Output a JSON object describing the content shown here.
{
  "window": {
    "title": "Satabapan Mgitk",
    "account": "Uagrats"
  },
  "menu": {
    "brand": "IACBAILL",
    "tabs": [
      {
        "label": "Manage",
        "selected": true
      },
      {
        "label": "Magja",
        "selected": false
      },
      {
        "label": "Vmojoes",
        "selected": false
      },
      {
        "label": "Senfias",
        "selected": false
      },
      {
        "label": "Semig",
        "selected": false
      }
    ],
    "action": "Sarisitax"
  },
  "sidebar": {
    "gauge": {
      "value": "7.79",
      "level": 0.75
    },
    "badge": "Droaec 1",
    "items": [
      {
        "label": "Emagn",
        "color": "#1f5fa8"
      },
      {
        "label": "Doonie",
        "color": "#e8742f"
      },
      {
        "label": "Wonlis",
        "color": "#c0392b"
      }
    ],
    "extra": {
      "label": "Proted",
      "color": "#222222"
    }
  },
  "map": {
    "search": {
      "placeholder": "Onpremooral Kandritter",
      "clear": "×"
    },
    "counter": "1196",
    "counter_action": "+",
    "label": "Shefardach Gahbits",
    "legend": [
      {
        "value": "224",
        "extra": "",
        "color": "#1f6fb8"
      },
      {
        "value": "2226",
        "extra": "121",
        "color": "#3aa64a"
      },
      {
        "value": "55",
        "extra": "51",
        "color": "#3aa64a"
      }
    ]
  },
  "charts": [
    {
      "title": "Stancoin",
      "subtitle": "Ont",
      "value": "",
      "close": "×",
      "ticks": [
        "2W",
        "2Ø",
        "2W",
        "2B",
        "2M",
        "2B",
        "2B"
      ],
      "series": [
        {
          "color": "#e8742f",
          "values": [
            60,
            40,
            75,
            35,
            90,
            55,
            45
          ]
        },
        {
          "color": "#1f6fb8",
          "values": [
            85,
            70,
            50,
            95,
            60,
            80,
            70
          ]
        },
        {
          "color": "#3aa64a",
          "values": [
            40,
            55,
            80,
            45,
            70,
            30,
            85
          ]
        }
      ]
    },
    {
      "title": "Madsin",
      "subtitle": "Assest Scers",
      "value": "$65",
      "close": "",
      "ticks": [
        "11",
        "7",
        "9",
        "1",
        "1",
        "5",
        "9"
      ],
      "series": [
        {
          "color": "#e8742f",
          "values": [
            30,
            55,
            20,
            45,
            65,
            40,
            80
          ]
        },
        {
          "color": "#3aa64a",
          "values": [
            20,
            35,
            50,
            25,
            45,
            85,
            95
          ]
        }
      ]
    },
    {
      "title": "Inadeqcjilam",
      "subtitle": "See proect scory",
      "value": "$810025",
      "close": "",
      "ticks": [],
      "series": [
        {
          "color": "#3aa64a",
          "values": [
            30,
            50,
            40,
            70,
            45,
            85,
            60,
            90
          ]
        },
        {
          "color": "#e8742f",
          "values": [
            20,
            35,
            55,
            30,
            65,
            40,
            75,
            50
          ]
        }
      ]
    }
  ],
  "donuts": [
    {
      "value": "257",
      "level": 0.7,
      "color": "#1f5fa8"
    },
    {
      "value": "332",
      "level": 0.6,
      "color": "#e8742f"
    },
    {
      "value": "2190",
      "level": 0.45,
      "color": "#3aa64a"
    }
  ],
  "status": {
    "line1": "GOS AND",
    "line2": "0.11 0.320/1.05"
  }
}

════

■ Aim
Each entry must be reproduced verbatim.

■ Result below
Output a JSON object describing the content shown here.
{
  "window": {
    "title": "Satabapan Mgitk",
    "account": "Uagrats"
  },
  "menu": {
    "brand": "IACBAILL",
    "tabs": [
      {
        "label": "Manage",
        "selected": true
      },
      {
        "label": "Magja",
        "selected": false
      },
      {
        "label": "Vmojoes",
        "selected": false
      },
      {
        "label": "Senfias",
        "selected": false
      },
      {
        "label": "Semig",
        "selected": false
      }
    ],
    "action": "Sarisitax"
  },
  "sidebar": {
    "gauge": {
      "value": "7.79",
      "level": 0.75
    },
    "badge": "Droaec 1",
    "items": [
      {
        "label": "Emagn",
        "color": "#1f5fa8"
      },
      {
        "label": "Doonie",
        "color": "#e8742f"
      },
      {
        "label": "Wonlis",
        "color": "#c0392b"
      }
    ],
    "extra": {
      "label": "Proted",
      "color": "#222222"
    }
  },
  "map": {
    "search": {
      "placeholder": "Onpremooral Kandritter",
      "clear": "×"
    },
    "counter": "1196",
    "counter_action": "+",
    "label": "Shefardach Gahbits",
    "legend": [
      {
        "value": "224",
        "extra": "",
        "color": "#1f6fb8"
      },
      {
        "value": "2226",
        "extra": "121",
        "color": "#3aa64a"
      },
      {
        "value": "55",
        "extra": "51",
        "color": "#3aa64a"
      }
    ]
  },
  "charts": [
    {
      "title": "Stancoin",
      "subtitle": "Ont",
      "value": "",
      "close": "×",
      "ticks": [
        "2W",
        "2Ø",
        "2W",
        "2B",
        "2M",
        "2B",
        "2B"
      ],
      "series": [
        {
          "color": "#e8742f",
          "values": [
            60,
            40,
            75,
            35,
            90,
            55,
            45
          ]
        },
        {
          "color": "#1f6fb8",
          "values": [
            85,
            70,
            50,
            95,
            60,
            80,
            70
          ]
        },
        {
          "color": "#3aa64a",
          "values": [
            40,
            55,
            80,
            45,
            70,
            30,
            85
          ]
        }
      ]
    },
    {
      "title": "Madsin",
      "subtitle": "Assest Scers",
      "value": "$65",
      "close": "",
      "ticks": [
        "11",
        "7",
        "9",
        "1",
        "1",
        "5",
        "9"
      ],
      "series": [
        {
          "color": "#e8742f",
          "values": [
            30,
            55,
            20,
            45,
            65,
            40,
            80
          ]
        },
        {
          "color": "#3aa64a",
          "values": [
            20,
            35,
            50,
            25,
            45,
            85,
            95
          ]
        }
      ]
    },
    {
      "title": "Inadeqcjilam",
      "subtitle": "See proect scory",
      "value": "$810025",
      "close": "",
      "ticks": [],
      "series": [
        {
          "color": "#3aa64a",
          "values": [
            30,
            50,
            40,
            70,
            45,
            85,
            60,
            90
          ]
        },
        {
          "color": "#e8742f",
          "values": [
            20,
            35,
            55,
            30,
            65,
            40,
            75,
            50
          ]
        }
      ]
    }
  ],
  "donuts": [
    {
      "value": "257",
      "level": 0.7,
      "color": "#1f5fa8"
    },
    {
      "value": "332",
      "level": 0.6,
      "color": "#e8742f"
    },
    {
      "value": "2190",
      "level": 0.45,
      "color": "#3aa64a"
    }
  ],
  "status": {
    "line1": "GOS AND",
    "line2": "0.11 0.320/1.05"
  }
}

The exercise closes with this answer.